§ **Instructions to follow**
Print the data that follows exactly.

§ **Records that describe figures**

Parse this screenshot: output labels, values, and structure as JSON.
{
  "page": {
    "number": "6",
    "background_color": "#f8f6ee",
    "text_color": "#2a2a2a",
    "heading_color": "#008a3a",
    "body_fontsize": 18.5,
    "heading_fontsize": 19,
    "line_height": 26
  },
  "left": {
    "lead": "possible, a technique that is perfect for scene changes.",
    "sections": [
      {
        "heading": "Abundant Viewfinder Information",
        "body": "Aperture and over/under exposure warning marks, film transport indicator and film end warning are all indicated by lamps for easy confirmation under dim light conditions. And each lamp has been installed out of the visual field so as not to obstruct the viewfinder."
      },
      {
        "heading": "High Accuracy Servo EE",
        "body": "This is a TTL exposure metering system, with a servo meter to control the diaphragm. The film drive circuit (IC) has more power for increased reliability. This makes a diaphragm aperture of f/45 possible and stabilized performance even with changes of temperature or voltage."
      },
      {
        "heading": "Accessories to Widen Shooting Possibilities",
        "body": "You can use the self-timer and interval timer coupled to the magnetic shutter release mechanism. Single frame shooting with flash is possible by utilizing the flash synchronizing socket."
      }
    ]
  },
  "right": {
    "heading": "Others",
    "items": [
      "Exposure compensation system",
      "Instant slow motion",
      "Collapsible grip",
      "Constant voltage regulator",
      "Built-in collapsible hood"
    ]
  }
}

§ **Result**
Parse this screenshot: output labels, values, and structure as JSON.
{
  "page": {
    "number": "6",
    "background_color": "#f8f6ee",
    "text_color": "#2a2a2a",
    "heading_color": "#008a3a",
    "body_fontsize": 18.5,
    "heading_fontsize": 19,
    "line_height": 26
  },
  "left": {
    "lead": "possible, a technique that is perfect for scene changes.",
    "sections": [
      {
        "heading": "Abundant Viewfinder Information",
        "body": "Aperture and over/under exposure warning marks, film transport indicator and film end warning are all indicated by lamps for easy confirmation under dim light conditions. And each lamp has been installed out of the visual field so as not to obstruct the viewfinder."
      },
      {
        "heading": "High Accuracy Servo EE",
        "body": "This is a TTL exposure metering system, with a servo meter to control the diaphragm. The film drive circuit (IC) has more power for increased reliability. This makes a diaphragm aperture of f/45 possible and stabilized performance even with changes of temperature or voltage."
      },
      {
        "heading": "Accessories to Widen Shooting Possibilities",
        "body": "You can use the self-timer and interval timer coupled to the magnetic shutter release mechanism. Single frame shooting with flash is possible by utilizing the flash synchronizing socket."
      }
    ]
  },
  "right": {
    "heading": "Others",
    "items": [
      "Exposure compensation system",
      "Instant slow motion",
      "Collapsible grip",
      "Constant voltage regulator",
      "Built-in collapsible hood"
    ]
  }
}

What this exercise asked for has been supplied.